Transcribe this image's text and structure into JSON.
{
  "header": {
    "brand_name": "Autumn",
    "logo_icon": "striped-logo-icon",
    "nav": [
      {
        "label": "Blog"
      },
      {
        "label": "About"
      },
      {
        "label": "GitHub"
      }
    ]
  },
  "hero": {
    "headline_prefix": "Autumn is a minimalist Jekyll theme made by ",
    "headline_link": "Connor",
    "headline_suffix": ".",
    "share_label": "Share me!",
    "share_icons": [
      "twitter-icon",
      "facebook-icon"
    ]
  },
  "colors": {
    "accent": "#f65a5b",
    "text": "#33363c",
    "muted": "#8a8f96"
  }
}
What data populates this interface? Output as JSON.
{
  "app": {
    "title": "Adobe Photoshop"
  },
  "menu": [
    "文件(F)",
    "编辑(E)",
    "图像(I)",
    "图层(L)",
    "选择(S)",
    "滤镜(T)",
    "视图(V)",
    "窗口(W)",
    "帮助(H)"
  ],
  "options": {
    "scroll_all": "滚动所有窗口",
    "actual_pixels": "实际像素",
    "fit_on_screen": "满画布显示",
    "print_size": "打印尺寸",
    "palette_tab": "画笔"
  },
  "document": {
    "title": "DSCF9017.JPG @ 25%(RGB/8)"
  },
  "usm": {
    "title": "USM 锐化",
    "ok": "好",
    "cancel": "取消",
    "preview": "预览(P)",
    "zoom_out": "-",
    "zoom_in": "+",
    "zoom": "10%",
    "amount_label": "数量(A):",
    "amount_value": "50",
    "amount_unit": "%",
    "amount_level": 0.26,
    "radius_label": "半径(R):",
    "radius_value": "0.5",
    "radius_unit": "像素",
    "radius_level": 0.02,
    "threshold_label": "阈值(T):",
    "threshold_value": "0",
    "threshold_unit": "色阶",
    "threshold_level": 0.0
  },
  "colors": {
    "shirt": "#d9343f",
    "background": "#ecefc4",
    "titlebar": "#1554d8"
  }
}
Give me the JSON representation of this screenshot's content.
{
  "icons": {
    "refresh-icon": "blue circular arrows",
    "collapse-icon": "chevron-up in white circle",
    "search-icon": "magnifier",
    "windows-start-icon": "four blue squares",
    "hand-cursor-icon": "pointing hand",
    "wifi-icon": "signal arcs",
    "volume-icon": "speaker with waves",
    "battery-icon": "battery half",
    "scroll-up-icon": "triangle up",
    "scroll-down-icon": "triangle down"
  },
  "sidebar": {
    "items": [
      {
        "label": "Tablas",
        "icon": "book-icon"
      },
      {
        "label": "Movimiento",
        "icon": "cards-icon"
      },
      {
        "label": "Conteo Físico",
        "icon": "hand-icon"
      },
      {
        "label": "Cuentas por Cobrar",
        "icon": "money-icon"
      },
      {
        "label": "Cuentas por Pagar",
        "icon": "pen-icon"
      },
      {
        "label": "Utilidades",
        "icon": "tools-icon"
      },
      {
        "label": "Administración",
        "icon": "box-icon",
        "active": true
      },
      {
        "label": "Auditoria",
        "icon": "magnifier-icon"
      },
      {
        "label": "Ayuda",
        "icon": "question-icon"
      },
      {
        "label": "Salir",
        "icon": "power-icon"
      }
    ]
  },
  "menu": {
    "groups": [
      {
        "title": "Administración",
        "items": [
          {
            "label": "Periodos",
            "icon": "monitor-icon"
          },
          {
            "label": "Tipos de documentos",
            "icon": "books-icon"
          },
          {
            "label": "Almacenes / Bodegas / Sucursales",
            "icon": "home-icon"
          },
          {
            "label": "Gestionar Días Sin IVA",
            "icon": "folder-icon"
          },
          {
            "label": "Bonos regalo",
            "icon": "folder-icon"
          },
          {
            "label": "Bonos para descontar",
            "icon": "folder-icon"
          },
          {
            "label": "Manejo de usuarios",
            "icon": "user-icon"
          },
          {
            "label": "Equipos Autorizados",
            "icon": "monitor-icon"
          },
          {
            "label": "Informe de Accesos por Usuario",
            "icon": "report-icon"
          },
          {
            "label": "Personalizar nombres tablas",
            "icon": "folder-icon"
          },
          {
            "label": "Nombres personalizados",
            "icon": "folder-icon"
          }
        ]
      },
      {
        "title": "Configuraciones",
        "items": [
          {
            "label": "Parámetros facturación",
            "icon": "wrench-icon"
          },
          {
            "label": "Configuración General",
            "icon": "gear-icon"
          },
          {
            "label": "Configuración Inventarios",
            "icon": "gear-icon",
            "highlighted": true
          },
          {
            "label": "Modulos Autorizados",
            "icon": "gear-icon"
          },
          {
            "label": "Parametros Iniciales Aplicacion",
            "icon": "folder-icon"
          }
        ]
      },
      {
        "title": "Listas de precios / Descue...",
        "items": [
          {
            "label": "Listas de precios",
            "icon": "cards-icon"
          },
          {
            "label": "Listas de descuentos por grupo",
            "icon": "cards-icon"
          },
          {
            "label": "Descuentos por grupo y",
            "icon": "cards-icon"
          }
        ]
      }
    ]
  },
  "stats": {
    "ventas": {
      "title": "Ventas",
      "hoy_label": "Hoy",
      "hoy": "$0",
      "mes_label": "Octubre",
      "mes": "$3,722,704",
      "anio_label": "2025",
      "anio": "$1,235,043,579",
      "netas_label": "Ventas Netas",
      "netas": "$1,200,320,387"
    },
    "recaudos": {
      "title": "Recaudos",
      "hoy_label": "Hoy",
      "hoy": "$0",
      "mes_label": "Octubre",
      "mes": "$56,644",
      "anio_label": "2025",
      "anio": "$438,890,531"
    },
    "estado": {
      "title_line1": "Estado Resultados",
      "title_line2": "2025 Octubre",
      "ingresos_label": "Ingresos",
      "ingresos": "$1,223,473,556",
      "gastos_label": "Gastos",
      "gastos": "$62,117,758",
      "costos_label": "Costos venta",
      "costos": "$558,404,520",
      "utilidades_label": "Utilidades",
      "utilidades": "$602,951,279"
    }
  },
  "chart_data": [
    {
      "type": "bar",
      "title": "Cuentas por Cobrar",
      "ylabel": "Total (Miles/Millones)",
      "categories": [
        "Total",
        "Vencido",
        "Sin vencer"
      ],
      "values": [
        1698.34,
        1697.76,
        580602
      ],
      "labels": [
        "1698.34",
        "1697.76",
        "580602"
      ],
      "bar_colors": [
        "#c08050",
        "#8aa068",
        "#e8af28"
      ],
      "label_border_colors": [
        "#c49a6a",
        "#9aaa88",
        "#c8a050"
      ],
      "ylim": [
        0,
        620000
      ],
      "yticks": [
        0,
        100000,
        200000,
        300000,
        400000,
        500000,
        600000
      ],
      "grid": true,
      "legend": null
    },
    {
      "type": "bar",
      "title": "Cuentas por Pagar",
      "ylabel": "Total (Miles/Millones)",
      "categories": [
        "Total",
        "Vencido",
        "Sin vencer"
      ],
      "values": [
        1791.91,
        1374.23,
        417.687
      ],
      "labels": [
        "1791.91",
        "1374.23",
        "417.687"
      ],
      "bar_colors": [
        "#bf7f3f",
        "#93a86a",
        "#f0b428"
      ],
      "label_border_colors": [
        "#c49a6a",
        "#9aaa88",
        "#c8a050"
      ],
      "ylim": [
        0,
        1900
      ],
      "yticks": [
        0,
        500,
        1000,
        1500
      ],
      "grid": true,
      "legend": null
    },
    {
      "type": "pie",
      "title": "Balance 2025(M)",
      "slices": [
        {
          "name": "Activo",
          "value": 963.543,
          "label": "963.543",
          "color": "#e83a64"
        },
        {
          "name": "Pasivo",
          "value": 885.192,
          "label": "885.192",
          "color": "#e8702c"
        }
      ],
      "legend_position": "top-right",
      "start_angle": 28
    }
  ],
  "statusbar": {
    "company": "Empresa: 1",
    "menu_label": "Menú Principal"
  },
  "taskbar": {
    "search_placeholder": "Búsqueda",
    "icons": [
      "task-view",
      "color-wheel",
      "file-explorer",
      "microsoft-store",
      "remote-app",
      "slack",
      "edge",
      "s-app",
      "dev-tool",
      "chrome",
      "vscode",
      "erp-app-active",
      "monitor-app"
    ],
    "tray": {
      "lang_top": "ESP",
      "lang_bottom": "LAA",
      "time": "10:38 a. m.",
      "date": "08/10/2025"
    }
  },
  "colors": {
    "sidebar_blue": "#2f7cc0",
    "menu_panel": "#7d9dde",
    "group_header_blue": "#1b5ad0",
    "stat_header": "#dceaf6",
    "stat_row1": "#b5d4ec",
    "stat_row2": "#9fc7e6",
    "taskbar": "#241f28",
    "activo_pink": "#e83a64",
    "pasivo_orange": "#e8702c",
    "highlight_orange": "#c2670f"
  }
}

SHORT TASK: Take each line of the material that contains the word "Autumn" and list it.

RESPONSE TO THIS EXERCISE:
    "brand_name": "Autumn",
    "headline_prefix": "Autumn is a minimalist Jekyll theme made by ",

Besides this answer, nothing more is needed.